__What to do__
Beneath this task is a listing; retype all of it exactly.
* BEGIN Listing *
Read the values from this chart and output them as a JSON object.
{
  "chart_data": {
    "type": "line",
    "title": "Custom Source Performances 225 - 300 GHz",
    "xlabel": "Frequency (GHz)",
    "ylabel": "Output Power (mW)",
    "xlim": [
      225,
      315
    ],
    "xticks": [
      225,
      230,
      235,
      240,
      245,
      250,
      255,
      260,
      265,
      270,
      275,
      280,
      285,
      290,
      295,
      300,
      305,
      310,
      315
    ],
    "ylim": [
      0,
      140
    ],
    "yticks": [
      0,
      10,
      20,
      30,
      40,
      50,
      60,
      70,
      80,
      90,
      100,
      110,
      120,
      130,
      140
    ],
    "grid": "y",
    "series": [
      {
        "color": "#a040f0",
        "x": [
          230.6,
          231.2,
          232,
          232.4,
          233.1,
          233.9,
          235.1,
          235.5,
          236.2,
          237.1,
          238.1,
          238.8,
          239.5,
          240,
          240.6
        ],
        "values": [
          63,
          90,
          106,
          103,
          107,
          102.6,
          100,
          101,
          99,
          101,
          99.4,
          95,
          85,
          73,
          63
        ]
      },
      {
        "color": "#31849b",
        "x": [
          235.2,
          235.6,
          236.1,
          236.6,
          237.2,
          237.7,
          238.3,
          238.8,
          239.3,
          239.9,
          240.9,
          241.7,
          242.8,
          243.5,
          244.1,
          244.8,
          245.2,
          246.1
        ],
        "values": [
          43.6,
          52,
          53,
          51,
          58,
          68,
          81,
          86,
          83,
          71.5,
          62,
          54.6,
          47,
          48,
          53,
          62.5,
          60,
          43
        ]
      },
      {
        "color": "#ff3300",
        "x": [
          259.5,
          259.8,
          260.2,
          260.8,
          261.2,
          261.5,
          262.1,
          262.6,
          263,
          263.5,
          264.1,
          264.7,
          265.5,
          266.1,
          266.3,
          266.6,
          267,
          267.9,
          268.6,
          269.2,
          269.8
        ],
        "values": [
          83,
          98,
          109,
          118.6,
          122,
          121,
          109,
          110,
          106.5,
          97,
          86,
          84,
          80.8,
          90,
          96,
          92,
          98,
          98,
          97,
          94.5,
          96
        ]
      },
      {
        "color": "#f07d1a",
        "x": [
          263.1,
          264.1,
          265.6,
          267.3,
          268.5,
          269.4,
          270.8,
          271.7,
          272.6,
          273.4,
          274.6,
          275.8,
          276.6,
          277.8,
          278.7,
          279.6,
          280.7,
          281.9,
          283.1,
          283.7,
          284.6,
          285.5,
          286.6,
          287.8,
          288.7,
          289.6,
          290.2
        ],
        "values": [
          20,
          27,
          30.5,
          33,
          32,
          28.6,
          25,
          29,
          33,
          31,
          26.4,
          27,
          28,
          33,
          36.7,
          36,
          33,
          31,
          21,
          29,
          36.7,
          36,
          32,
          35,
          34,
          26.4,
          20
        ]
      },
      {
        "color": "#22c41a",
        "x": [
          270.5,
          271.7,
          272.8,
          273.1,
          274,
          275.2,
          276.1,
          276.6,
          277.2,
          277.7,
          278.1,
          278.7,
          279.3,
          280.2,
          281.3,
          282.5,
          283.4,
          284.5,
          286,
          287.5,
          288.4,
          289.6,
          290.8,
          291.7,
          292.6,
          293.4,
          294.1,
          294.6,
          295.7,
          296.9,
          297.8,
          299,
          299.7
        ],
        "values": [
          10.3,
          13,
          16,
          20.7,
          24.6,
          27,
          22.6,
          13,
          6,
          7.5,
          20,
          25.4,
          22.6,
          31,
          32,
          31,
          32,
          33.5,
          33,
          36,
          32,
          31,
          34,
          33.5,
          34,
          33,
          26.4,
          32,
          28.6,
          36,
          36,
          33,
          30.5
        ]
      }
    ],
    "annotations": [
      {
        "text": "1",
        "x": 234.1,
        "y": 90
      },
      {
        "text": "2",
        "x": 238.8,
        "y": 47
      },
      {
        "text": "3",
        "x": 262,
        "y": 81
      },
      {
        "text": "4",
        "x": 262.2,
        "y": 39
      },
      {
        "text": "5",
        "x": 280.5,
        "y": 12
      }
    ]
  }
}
* END Listing *
__Exercise solution__
Read the values from this chart and output them as a JSON object.
{
  "chart_data": {
    "type": "line",
    "title": "Custom Source Performances 225 - 300 GHz",
    "xlabel": "Frequency (GHz)",
    "ylabel": "Output Power (mW)",
    "xlim": [
      225,
      315
    ],
    "xticks": [
      225,
      230,
      235,
      240,
      245,
      250,
      255,
      260,
      265,
      270,
      275,
      280,
      285,
      290,
      295,
      300,
      305,
      310,
      315
    ],
    "ylim": [
      0,
      140
    ],
    "yticks": [
      0,
      10,
      20,
      30,
      40,
      50,
      60,
      70,
      80,
      90,
      100,
      110,
      120,
      130,
      140
    ],
    "grid": "y",
    "series": [
      {
        "color": "#a040f0",
        "x": [
          230.6,
          231.2,
          232,
          232.4,
          233.1,
          233.9,
          235.1,
          235.5,
          236.2,
          237.1,
          238.1,
          238.8,
          239.5,
          240,
          240.6
        ],
        "values": [
          63,
          90,
          106,
          103,
          107,
          102.6,
          100,
          101,
          99,
          101,
          99.4,
          95,
          85,
          73,
          63
        ]
      },
      {
        "color": "#31849b",
        "x": [
          235.2,
          235.6,
          236.1,
          236.6,
          237.2,
          237.7,
          238.3,
          238.8,
          239.3,
          239.9,
          240.9,
          241.7,
          242.8,
          243.5,
          244.1,
          244.8,
          245.2,
          246.1
        ],
        "values": [
          43.6,
          52,
          53,
          51,
          58,
          68,
          81,
          86,
          83,
          71.5,
          62,
          54.6,
          47,
          48,
          53,
          62.5,
          60,
          43
        ]
      },
      {
        "color": "#ff3300",
        "x": [
          259.5,
          259.8,
          260.2,
          260.8,
          261.2,
          261.5,
          262.1,
          262.6,
          263,
          263.5,
          264.1,
          264.7,
          265.5,
          266.1,
          266.3,
          266.6,
          267,
          267.9,
          268.6,
          269.2,
          269.8
        ],
        "values": [
          83,
          98,
          109,
          118.6,
          122,
          121,
          109,
          110,
          106.5,
          97,
          86,
          84,
          80.8,
          90,
          96,
          92,
          98,
          98,
          97,
          94.5,
          96
        ]
      },
      {
        "color": "#f07d1a",
        "x": [
          263.1,
          264.1,
          265.6,
          267.3,
          268.5,
          269.4,
          270.8,
          271.7,
          272.6,
          273.4,
          274.6,
          275.8,
          276.6,
          277.8,
          278.7,
          279.6,
          280.7,
          281.9,
          283.1,
          283.7,
          284.6,
          285.5,
          286.6,
          287.8,
          288.7,
          289.6,
          290.2
        ],
        "values": [
          20,
          27,
          30.5,
          33,
          32,
          28.6,
          25,
          29,
          33,
          31,
          26.4,
          27,
          28,
          33,
          36.7,
          36,
          33,
          31,
          21,
          29,
          36.7,
          36,
          32,
          35,
          34,
          26.4,
          20
        ]
      },
      {
        "color": "#22c41a",
        "x": [
          270.5,
          271.7,
          272.8,
          273.1,
          274,
          275.2,
          276.1,
          276.6,
          277.2,
          277.7,
          278.1,
          278.7,
          279.3,
          280.2,
          281.3,
          282.5,
          283.4,
          284.5,
          286,
          287.5,
          288.4,
          289.6,
          290.8,
          291.7,
          292.6,
          293.4,
          294.1,
          294.6,
          295.7,
          296.9,
          297.8,
          299,
          299.7
        ],
        "values": [
          10.3,
          13,
          16,
          20.7,
          24.6,
          27,
          22.6,
          13,
          6,
          7.5,
          20,
          25.4,
          22.6,
          31,
          32,
          31,
          32,
          33.5,
          33,
          36,
          32,
          31,
          34,
          33.5,
          34,
          33,
          26.4,
          32,
          28.6,
          36,
          36,
          33,
          30.5
        ]
      }
    ],
    "annotations": [
      {
        "text": "1",
        "x": 234.1,
        "y": 90
      },
      {
        "text": "2",
        "x": 238.8,
        "y": 47
      },
      {
        "text": "3",
        "x": 262,
        "y": 81
      },
      {
        "text": "4",
        "x": 262.2,
        "y": 39
      },
      {
        "text": "5",
        "x": 280.5,
        "y": 12
      }
    ]
  }
}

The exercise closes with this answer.